BEGIN DATA SECTION

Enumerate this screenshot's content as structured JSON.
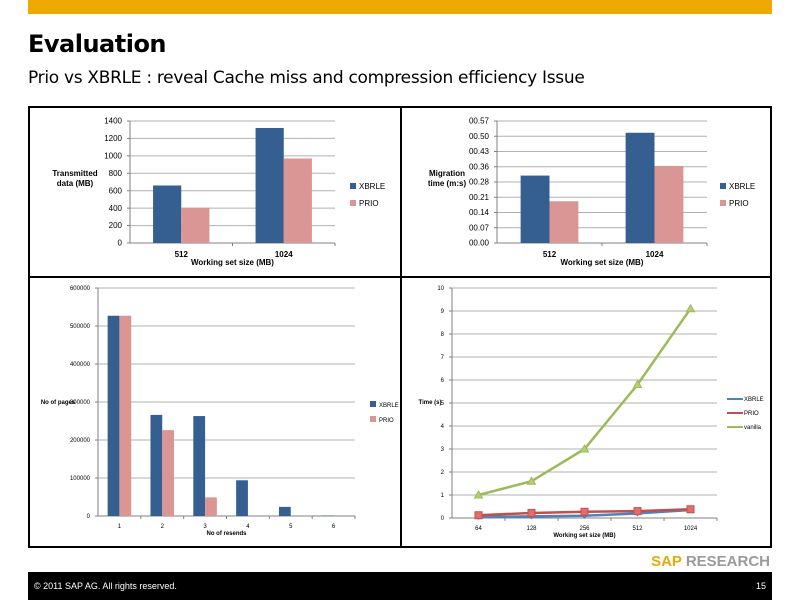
{
  "slide": {
    "title": "Evaluation",
    "subtitle": "Prio vs XBRLE : reveal Cache miss and compression efficiency Issue",
    "brand_sap": "SAP",
    "brand_research": "RESEARCH",
    "copyright": "© 2011 SAP AG. All rights reserved.",
    "page_number": "15",
    "accent_color": "#eeaa00"
  },
  "chart_data": [
    {
      "type": "bar",
      "title": "",
      "xlabel": "Working set size (MB)",
      "ylabel": "Transmitted data (MB)",
      "ylabel_lines": [
        "Transmitted",
        "data (MB)"
      ],
      "categories": [
        "512",
        "1024"
      ],
      "ylim": [
        0,
        1400
      ],
      "yticks": [
        "0",
        "200",
        "400",
        "600",
        "800",
        "1000",
        "1200",
        "1400"
      ],
      "grid": true,
      "legend": "right",
      "series": [
        {
          "name": "XBRLE",
          "color": "#365f91",
          "values": [
            660,
            1320
          ]
        },
        {
          "name": "PRIO",
          "color": "#d99694",
          "values": [
            405,
            970
          ]
        }
      ]
    },
    {
      "type": "bar",
      "title": "",
      "xlabel": "Working set size (MB)",
      "ylabel": "Migration time (m:s)",
      "ylabel_lines": [
        "Migration",
        "time (m:s)"
      ],
      "categories": [
        "512",
        "1024"
      ],
      "ylim": [
        0,
        57
      ],
      "yticks": [
        "00.00",
        "00.07",
        "00.14",
        "00.21",
        "00.28",
        "00.36",
        "00.43",
        "00.50",
        "00.57"
      ],
      "grid": true,
      "legend": "right",
      "series": [
        {
          "name": "XBRLE",
          "color": "#365f91",
          "values": [
            31.5,
            51.5
          ]
        },
        {
          "name": "PRIO",
          "color": "#d99694",
          "values": [
            19.5,
            36
          ]
        }
      ]
    },
    {
      "type": "bar",
      "title": "",
      "xlabel": "No of resends",
      "ylabel": "No of pages",
      "ylabel_lines": [
        "No of pages"
      ],
      "categories": [
        "1",
        "2",
        "3",
        "4",
        "5",
        "6"
      ],
      "ylim": [
        0,
        600000
      ],
      "yticks": [
        "0",
        "100000",
        "200000",
        "300000",
        "400000",
        "500000",
        "600000"
      ],
      "grid": true,
      "legend": "right",
      "series": [
        {
          "name": "XBRLE",
          "color": "#365f91",
          "values": [
            527000,
            266000,
            263000,
            94000,
            24000,
            1000
          ]
        },
        {
          "name": "PRIO",
          "color": "#d99694",
          "values": [
            527000,
            226000,
            49000,
            0,
            0,
            0
          ]
        }
      ]
    },
    {
      "type": "line",
      "title": "",
      "xlabel": "Working set size (MB)",
      "ylabel": "Time (s)",
      "ylabel_lines": [
        "Time (s)"
      ],
      "categories": [
        "64",
        "128",
        "256",
        "512",
        "1024"
      ],
      "ylim": [
        0,
        10
      ],
      "yticks": [
        "0",
        "1",
        "2",
        "3",
        "4",
        "5",
        "6",
        "7",
        "8",
        "9",
        "10"
      ],
      "grid": true,
      "legend": "right",
      "series": [
        {
          "name": "XBRLE",
          "color": "#4f81bd",
          "marker": "diamond",
          "values": [
            0.05,
            0.07,
            0.1,
            0.2,
            0.35
          ]
        },
        {
          "name": "PRIO",
          "color": "#c0504d",
          "marker": "square",
          "values": [
            0.12,
            0.22,
            0.27,
            0.3,
            0.38
          ]
        },
        {
          "name": "vanilla",
          "color": "#9bbb59",
          "marker": "triangle",
          "values": [
            1.0,
            1.6,
            3.0,
            5.8,
            9.1
          ]
        }
      ]
    }
  ]
}
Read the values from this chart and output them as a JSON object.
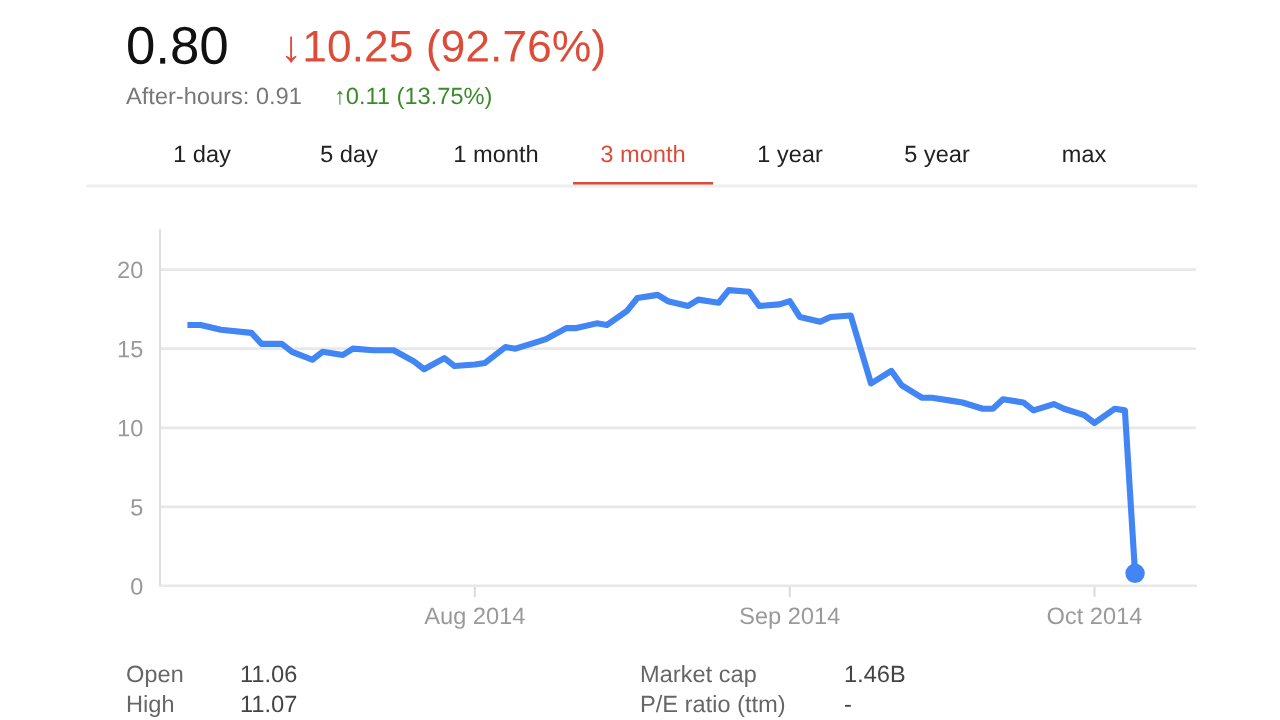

END DATA SECTION

- AIM
The records above must be printed exactly; the pictures stay out.

- RESPONSE FOR THIS EXERCISE
Enumerate this screenshot's content as structured JSON.
{
  "slide": {
    "title": "Evaluation",
    "subtitle": "Prio vs XBRLE : reveal Cache miss and compression efficiency Issue",
    "brand_sap": "SAP",
    "brand_research": "RESEARCH",
    "copyright": "© 2011 SAP AG. All rights reserved.",
    "page_number": "15",
    "accent_color": "#eeaa00"
  },
  "chart_data": [
    {
      "type": "bar",
      "title": "",
      "xlabel": "Working set size (MB)",
      "ylabel": "Transmitted data (MB)",
      "ylabel_lines": [
        "Transmitted",
        "data (MB)"
      ],
      "categories": [
        "512",
        "1024"
      ],
      "ylim": [
        0,
        1400
      ],
      "yticks": [
        "0",
        "200",
        "400",
        "600",
        "800",
        "1000",
        "1200",
        "1400"
      ],
      "grid": true,
      "legend": "right",
      "series": [
        {
          "name": "XBRLE",
          "color": "#365f91",
          "values": [
            660,
            1320
          ]
        },
        {
          "name": "PRIO",
          "color": "#d99694",
          "values": [
            405,
            970
          ]
        }
      ]
    },
    {
      "type": "bar",
      "title": "",
      "xlabel": "Working set size (MB)",
      "ylabel": "Migration time (m:s)",
      "ylabel_lines": [
        "Migration",
        "time (m:s)"
      ],
      "categories": [
        "512",
        "1024"
      ],
      "ylim": [
        0,
        57
      ],
      "yticks": [
        "00.00",
        "00.07",
        "00.14",
        "00.21",
        "00.28",
        "00.36",
        "00.43",
        "00.50",
        "00.57"
      ],
      "grid": true,
      "legend": "right",
      "series": [
        {
          "name": "XBRLE",
          "color": "#365f91",
          "values": [
            31.5,
            51.5
          ]
        },
        {
          "name": "PRIO",
          "color": "#d99694",
          "values": [
            19.5,
            36
          ]
        }
      ]
    },
    {
      "type": "bar",
      "title": "",
      "xlabel": "No of resends",
      "ylabel": "No of pages",
      "ylabel_lines": [
        "No of pages"
      ],
      "categories": [
        "1",
        "2",
        "3",
        "4",
        "5",
        "6"
      ],
      "ylim": [
        0,
        600000
      ],
      "yticks": [
        "0",
        "100000",
        "200000",
        "300000",
        "400000",
        "500000",
        "600000"
      ],
      "grid": true,
      "legend": "right",
      "series": [
        {
          "name": "XBRLE",
          "color": "#365f91",
          "values": [
            527000,
            266000,
            263000,
            94000,
            24000,
            1000
          ]
        },
        {
          "name": "PRIO",
          "color": "#d99694",
          "values": [
            527000,
            226000,
            49000,
            0,
            0,
            0
          ]
        }
      ]
    },
    {
      "type": "line",
      "title": "",
      "xlabel": "Working set size (MB)",
      "ylabel": "Time (s)",
      "ylabel_lines": [
        "Time (s)"
      ],
      "categories": [
        "64",
        "128",
        "256",
        "512",
        "1024"
      ],
      "ylim": [
        0,
        10
      ],
      "yticks": [
        "0",
        "1",
        "2",
        "3",
        "4",
        "5",
        "6",
        "7",
        "8",
        "9",
        "10"
      ],
      "grid": true,
      "legend": "right",
      "series": [
        {
          "name": "XBRLE",
          "color": "#4f81bd",
          "marker": "diamond",
          "values": [
            0.05,
            0.07,
            0.1,
            0.2,
            0.35
          ]
        },
        {
          "name": "PRIO",
          "color": "#c0504d",
          "marker": "square",
          "values": [
            0.12,
            0.22,
            0.27,
            0.3,
            0.38
          ]
        },
        {
          "name": "vanilla",
          "color": "#9bbb59",
          "marker": "triangle",
          "values": [
            1.0,
            1.6,
            3.0,
            5.8,
            9.1
          ]
        }
      ]
    }
  ]
}
Read the values from this chart and output them as a JSON object.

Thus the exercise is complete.